Required task:
Tally up the lines that include "Largest" and state that number by itself.

Working data:
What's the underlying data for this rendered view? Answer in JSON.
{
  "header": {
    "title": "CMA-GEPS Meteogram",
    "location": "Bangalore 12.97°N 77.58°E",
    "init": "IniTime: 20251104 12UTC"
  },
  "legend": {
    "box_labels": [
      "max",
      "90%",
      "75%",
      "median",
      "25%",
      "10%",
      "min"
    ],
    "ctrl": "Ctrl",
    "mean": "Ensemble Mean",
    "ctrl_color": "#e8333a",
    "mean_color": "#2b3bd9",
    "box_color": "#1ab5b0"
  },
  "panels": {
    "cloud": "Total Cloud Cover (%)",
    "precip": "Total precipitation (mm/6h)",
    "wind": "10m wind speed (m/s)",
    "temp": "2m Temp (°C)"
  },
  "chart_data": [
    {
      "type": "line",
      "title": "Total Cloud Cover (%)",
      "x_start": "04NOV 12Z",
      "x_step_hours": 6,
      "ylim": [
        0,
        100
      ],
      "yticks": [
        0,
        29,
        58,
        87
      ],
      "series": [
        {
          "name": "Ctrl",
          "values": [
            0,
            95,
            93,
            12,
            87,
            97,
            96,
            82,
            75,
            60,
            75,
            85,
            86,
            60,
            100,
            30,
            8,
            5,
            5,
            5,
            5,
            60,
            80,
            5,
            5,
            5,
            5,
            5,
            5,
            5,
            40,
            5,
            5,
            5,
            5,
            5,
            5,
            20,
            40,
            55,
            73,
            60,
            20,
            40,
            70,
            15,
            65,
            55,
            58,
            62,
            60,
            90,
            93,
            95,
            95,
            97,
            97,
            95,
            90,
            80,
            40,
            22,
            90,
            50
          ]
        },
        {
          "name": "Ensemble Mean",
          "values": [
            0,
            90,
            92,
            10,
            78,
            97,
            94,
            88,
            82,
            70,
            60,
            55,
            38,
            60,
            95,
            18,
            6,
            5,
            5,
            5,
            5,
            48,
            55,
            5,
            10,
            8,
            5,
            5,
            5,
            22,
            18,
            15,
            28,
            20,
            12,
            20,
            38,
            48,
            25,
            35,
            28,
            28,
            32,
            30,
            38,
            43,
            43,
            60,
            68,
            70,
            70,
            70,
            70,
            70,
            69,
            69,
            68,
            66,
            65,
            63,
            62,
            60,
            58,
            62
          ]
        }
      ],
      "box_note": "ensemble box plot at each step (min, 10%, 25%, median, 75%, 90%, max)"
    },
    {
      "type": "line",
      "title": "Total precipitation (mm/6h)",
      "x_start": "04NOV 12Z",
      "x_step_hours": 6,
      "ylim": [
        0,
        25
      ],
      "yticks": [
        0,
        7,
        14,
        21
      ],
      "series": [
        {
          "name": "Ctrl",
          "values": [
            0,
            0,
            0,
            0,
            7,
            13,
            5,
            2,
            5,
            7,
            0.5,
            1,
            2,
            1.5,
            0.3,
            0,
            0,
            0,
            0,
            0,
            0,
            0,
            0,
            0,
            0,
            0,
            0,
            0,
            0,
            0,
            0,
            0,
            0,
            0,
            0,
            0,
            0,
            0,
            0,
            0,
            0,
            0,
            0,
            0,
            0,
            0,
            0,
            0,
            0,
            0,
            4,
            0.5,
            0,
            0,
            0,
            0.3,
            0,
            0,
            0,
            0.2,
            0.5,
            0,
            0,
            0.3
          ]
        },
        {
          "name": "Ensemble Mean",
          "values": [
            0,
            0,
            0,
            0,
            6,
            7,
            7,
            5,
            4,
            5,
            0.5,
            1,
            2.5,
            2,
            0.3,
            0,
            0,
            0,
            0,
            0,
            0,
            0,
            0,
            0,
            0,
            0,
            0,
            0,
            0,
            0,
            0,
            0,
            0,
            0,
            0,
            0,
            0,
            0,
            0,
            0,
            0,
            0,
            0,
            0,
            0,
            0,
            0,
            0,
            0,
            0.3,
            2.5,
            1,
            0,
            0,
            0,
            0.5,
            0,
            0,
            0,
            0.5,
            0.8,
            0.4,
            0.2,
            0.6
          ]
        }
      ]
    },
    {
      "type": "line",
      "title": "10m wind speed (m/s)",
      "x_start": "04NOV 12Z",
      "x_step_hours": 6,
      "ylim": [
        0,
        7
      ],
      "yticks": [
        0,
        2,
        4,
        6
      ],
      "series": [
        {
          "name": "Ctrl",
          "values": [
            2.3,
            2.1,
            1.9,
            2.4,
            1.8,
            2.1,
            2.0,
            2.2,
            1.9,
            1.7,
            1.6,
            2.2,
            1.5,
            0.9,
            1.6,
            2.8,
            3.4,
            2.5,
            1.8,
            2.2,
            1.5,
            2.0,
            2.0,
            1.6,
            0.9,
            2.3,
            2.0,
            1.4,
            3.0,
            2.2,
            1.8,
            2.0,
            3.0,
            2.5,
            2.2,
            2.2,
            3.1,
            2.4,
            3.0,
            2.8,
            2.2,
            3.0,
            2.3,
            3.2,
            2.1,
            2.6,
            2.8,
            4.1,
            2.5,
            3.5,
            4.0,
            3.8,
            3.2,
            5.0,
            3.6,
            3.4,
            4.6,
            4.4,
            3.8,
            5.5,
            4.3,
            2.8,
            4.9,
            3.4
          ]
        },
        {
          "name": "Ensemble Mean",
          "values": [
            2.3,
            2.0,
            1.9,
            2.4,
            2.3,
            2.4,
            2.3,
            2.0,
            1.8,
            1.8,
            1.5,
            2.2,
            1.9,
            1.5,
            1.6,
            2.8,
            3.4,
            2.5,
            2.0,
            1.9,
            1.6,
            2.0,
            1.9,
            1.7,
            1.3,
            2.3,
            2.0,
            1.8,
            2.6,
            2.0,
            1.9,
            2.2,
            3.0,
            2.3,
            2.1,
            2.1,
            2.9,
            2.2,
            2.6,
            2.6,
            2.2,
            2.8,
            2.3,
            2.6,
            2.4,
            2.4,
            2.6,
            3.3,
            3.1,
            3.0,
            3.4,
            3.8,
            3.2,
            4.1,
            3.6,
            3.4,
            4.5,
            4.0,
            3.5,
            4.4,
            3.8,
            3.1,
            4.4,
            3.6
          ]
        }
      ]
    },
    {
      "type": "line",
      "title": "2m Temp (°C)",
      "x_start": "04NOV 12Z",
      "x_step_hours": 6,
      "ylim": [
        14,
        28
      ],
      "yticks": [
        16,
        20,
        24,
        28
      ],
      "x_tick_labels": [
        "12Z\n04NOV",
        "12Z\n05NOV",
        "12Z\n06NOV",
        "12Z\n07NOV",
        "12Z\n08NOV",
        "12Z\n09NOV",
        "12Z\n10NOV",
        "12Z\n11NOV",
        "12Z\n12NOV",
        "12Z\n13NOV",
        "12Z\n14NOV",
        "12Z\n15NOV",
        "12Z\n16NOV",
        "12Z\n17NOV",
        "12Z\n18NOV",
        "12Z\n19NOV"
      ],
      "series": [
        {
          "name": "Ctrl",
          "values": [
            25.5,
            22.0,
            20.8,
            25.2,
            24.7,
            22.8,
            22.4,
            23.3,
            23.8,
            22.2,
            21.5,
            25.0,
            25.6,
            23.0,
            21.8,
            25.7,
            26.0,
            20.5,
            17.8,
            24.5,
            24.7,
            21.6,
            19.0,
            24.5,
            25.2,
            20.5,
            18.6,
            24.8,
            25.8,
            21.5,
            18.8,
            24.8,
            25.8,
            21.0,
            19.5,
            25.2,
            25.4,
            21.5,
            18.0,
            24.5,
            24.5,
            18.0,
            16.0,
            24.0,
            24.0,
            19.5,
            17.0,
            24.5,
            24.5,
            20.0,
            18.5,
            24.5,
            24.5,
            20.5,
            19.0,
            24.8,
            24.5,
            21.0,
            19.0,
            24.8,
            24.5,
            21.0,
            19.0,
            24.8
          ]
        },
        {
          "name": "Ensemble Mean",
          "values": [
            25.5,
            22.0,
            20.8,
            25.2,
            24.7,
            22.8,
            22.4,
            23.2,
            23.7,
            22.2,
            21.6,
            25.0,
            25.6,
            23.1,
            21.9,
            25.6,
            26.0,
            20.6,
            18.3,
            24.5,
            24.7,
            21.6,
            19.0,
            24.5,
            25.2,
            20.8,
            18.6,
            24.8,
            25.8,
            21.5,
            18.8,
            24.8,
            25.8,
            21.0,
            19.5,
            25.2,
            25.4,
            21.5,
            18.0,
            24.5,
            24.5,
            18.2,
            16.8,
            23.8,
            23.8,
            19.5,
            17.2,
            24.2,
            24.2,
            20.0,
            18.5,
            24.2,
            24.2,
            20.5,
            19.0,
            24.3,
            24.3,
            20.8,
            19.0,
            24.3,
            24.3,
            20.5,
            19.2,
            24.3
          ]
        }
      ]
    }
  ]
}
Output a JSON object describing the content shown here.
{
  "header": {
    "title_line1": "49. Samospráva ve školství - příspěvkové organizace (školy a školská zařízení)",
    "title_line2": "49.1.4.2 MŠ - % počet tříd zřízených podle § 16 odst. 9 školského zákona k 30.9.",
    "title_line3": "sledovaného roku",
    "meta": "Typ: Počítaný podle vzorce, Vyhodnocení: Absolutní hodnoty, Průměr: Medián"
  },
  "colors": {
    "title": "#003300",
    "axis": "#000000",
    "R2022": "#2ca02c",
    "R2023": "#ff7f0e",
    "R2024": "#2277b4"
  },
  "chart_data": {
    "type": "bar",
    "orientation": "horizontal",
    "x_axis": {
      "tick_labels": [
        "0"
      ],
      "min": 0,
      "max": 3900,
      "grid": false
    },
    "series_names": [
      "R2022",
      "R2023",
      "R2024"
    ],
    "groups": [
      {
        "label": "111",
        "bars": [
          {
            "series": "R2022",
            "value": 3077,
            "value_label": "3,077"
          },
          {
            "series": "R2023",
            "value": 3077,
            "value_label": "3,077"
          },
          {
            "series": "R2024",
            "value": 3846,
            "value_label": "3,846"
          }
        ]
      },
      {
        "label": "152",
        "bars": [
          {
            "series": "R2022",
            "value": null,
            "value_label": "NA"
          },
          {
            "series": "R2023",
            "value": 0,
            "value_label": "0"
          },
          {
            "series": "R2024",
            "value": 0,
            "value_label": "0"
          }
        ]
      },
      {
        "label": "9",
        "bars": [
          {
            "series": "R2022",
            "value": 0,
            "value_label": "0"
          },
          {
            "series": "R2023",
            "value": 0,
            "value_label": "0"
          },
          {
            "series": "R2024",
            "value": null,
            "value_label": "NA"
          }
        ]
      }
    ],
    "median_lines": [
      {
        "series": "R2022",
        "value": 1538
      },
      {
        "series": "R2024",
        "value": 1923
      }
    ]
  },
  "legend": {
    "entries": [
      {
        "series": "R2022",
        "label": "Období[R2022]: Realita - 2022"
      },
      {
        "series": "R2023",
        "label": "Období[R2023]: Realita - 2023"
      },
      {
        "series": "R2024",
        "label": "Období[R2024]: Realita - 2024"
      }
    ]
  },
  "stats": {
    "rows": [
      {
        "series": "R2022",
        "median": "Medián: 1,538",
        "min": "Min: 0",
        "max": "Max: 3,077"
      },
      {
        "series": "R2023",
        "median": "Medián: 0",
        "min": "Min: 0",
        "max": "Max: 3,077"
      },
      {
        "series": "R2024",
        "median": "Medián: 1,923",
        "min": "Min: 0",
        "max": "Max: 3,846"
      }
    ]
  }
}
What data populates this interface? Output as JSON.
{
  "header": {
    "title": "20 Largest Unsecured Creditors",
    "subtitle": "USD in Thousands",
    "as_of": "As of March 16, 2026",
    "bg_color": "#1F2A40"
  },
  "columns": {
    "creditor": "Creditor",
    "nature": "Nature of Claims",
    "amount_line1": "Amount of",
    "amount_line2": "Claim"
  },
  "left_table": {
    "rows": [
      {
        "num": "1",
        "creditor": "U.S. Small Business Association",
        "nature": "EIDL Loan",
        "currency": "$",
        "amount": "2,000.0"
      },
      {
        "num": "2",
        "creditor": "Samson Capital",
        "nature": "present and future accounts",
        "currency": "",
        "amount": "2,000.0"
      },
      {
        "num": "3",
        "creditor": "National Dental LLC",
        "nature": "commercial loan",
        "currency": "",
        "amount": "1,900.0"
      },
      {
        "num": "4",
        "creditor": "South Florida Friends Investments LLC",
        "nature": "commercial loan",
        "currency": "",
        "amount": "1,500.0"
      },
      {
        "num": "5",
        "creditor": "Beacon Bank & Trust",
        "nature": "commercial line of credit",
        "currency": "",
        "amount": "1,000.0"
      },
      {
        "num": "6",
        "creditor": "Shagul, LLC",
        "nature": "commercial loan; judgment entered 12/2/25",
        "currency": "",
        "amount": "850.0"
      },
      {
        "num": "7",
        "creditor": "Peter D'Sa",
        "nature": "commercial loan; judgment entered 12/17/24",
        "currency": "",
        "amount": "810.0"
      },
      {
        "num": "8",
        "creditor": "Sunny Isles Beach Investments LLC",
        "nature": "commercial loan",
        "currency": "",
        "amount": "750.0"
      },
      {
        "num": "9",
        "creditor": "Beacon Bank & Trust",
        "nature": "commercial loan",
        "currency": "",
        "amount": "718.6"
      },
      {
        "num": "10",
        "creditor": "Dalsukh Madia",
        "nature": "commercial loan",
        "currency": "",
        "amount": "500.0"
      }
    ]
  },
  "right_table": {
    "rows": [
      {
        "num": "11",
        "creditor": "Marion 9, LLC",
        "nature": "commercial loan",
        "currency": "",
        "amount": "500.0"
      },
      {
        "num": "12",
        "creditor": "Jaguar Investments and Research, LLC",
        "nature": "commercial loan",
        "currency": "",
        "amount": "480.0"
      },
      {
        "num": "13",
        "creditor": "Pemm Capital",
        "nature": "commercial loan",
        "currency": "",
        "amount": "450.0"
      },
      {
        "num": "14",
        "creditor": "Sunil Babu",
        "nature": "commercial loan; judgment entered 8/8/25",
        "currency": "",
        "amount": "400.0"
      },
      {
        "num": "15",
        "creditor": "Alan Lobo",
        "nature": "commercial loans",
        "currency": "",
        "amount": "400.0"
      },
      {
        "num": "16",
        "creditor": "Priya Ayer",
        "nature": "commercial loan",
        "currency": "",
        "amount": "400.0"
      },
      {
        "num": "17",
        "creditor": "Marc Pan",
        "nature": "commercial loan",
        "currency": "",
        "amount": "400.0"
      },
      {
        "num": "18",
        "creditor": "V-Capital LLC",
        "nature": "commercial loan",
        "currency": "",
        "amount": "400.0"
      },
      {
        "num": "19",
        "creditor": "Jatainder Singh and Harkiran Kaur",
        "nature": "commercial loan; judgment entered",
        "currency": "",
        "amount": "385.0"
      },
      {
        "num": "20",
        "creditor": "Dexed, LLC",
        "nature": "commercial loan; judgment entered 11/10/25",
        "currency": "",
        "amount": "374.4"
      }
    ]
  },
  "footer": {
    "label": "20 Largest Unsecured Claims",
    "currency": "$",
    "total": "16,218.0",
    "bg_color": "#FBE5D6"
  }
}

Task solution:
2